> [Problem details]:
Of the lines in the listing below, how many hold "rmse"? Answer with the number only.

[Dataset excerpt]
----

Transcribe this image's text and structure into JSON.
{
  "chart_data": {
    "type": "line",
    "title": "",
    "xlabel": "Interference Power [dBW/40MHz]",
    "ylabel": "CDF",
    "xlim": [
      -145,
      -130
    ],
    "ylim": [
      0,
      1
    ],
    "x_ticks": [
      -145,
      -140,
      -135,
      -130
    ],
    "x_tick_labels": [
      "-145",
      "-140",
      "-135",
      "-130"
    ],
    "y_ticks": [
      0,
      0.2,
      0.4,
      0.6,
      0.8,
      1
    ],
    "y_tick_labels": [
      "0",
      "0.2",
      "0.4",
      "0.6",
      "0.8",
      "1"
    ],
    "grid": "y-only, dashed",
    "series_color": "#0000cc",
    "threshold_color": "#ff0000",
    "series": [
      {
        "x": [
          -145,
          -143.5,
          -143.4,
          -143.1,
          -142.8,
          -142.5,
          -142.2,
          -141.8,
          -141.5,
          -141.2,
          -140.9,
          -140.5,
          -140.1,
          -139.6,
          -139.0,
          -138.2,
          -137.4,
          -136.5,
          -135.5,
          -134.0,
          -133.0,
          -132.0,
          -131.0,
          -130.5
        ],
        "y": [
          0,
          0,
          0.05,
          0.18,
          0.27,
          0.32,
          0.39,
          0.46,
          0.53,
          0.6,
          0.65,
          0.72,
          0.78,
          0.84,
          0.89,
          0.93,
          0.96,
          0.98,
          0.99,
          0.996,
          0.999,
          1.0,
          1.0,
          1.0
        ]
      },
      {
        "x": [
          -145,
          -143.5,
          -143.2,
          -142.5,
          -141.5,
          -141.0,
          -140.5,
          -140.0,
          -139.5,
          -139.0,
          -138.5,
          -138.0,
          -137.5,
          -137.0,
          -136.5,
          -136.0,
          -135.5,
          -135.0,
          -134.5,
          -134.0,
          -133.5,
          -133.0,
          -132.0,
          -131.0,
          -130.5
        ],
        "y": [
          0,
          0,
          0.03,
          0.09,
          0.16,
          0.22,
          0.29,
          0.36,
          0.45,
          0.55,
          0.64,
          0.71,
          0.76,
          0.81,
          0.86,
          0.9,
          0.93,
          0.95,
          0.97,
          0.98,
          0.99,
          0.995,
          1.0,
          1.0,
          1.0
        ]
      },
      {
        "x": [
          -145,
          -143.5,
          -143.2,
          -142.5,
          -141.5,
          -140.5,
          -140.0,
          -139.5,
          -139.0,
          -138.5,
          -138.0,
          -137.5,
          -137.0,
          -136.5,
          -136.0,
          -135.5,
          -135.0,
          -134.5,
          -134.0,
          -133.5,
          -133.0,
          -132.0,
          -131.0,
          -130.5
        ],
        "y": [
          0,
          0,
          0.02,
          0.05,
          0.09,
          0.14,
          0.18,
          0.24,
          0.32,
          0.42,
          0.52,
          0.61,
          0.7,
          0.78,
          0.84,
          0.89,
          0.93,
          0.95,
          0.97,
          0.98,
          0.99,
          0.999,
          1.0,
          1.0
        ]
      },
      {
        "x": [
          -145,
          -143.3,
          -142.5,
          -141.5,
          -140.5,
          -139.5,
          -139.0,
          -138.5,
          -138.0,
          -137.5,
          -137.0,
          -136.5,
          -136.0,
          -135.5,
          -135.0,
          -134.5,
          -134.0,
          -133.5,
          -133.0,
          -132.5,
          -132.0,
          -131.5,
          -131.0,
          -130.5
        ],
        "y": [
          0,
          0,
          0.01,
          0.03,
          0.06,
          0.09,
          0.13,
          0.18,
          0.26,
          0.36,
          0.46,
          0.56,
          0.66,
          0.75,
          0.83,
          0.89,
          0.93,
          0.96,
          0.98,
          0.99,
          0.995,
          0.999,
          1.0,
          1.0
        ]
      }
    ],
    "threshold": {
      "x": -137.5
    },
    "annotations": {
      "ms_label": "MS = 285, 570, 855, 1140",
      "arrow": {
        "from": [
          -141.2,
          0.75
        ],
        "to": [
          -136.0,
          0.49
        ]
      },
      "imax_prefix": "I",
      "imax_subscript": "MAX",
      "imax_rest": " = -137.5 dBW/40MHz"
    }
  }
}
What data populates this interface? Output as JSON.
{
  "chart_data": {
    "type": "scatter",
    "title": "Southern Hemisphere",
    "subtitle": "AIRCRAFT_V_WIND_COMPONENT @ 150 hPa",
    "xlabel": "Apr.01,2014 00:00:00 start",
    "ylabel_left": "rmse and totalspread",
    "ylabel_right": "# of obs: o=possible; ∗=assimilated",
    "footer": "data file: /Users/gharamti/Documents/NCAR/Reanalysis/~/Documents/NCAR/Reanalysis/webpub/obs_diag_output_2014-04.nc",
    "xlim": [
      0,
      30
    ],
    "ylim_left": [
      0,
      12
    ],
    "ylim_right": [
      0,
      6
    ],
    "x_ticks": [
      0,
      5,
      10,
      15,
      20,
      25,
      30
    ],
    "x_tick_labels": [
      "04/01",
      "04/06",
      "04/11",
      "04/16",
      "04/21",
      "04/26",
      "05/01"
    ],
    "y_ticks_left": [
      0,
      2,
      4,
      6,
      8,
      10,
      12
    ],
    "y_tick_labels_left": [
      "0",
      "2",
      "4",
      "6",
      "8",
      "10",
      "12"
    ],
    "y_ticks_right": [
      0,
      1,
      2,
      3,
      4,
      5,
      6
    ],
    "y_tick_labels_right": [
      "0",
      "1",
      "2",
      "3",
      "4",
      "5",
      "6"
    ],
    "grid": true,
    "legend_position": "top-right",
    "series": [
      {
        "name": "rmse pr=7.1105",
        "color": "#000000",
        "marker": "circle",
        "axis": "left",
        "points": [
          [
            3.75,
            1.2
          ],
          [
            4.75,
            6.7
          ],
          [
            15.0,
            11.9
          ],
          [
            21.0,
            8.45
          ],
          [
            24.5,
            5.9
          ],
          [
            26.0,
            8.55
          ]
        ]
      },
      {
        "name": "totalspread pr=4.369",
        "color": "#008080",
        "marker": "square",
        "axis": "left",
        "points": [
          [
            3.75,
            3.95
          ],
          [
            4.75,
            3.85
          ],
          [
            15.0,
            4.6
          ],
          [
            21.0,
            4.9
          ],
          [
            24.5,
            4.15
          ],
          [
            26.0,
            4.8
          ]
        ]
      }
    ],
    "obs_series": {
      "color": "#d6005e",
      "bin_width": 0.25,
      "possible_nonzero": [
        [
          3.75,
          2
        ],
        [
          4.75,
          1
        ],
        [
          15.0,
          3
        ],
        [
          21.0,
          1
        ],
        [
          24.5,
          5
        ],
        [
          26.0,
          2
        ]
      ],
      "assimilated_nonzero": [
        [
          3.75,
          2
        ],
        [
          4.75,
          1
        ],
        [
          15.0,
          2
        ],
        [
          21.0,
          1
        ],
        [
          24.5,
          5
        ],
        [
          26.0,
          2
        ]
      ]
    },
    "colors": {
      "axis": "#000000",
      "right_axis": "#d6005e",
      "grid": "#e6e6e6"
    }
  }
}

----

> [Task output]:
2